- Job
Keep only the lines where "this" appears.

## Begin Supplied material

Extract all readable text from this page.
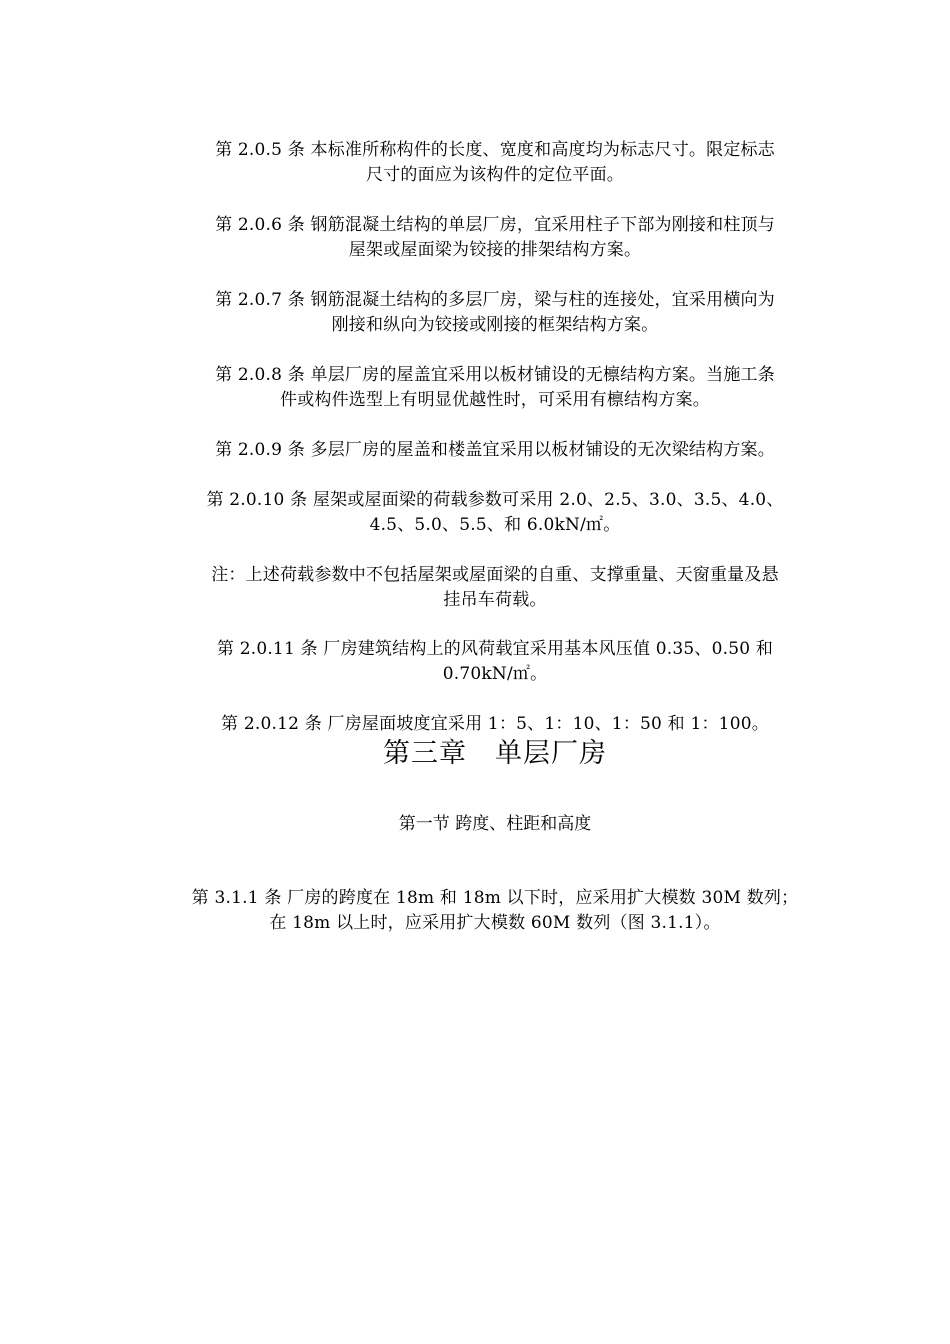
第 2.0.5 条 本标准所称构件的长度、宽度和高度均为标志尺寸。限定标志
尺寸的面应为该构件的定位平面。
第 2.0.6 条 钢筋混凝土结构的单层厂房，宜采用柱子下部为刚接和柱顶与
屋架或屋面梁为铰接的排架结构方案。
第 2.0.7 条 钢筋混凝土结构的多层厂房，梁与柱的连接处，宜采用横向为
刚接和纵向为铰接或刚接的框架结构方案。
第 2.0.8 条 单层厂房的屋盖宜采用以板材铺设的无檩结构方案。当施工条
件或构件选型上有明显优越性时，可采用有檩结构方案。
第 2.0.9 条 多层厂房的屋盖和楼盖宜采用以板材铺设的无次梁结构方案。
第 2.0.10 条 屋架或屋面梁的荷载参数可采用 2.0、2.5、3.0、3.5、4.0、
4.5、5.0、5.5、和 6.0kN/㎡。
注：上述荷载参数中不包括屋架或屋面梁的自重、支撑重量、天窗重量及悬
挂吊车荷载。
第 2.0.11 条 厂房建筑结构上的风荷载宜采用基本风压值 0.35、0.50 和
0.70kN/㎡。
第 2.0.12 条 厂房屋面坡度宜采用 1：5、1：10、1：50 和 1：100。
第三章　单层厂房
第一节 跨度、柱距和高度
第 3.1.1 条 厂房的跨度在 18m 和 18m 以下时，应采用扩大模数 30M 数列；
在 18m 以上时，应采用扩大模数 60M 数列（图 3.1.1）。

## End Supplied material
## Begin Supplied material

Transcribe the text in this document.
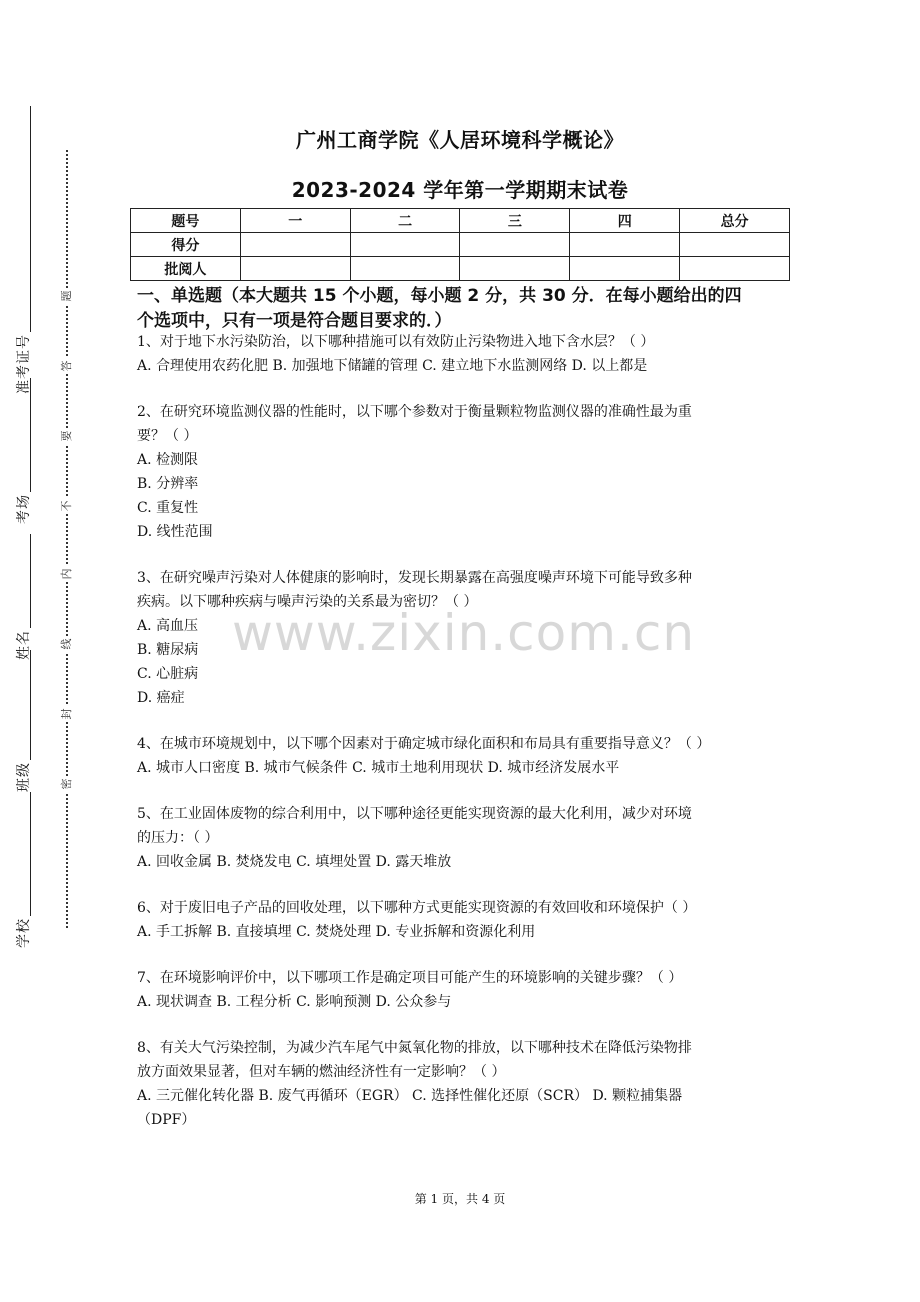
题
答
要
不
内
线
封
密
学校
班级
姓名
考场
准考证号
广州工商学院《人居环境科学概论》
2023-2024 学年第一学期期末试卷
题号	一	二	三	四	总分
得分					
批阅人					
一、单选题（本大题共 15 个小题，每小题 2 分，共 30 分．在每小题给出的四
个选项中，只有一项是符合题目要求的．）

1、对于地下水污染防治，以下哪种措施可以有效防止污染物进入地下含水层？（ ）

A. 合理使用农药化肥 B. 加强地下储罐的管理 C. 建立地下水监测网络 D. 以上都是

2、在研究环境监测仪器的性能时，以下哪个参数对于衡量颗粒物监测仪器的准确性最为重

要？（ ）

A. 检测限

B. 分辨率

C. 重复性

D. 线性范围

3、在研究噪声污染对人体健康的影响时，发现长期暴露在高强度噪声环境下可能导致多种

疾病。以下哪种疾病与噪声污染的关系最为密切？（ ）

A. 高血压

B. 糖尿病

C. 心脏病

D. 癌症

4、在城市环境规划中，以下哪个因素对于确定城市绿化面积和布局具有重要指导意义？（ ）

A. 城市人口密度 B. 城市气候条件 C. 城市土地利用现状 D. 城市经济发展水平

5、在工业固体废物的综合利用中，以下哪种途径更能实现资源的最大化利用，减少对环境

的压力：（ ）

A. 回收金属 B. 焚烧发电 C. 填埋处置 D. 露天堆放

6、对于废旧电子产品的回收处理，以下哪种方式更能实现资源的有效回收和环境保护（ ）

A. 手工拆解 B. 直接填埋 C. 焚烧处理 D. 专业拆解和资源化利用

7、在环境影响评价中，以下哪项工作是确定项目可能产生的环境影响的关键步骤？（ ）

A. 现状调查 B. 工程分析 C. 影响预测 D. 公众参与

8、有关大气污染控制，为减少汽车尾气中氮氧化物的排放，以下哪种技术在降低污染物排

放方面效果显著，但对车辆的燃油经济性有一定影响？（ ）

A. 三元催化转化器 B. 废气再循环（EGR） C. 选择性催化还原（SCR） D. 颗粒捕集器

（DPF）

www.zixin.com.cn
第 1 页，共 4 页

## End Supplied material
## Begin Supplied material

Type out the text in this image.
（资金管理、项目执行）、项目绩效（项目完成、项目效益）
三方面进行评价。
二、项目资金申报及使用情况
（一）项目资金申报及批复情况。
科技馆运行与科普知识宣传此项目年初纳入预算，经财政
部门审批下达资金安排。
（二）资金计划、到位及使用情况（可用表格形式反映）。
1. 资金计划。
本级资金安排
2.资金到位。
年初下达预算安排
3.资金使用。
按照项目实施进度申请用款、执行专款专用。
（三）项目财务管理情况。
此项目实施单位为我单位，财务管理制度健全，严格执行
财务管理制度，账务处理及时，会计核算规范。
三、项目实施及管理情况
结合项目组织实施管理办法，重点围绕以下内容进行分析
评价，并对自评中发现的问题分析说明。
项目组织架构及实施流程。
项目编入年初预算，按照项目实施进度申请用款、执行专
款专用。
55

## End Supplied material

- Correct output
Extract all readable text from this page.
Transcribe the text in this document.
Type out the text in this image.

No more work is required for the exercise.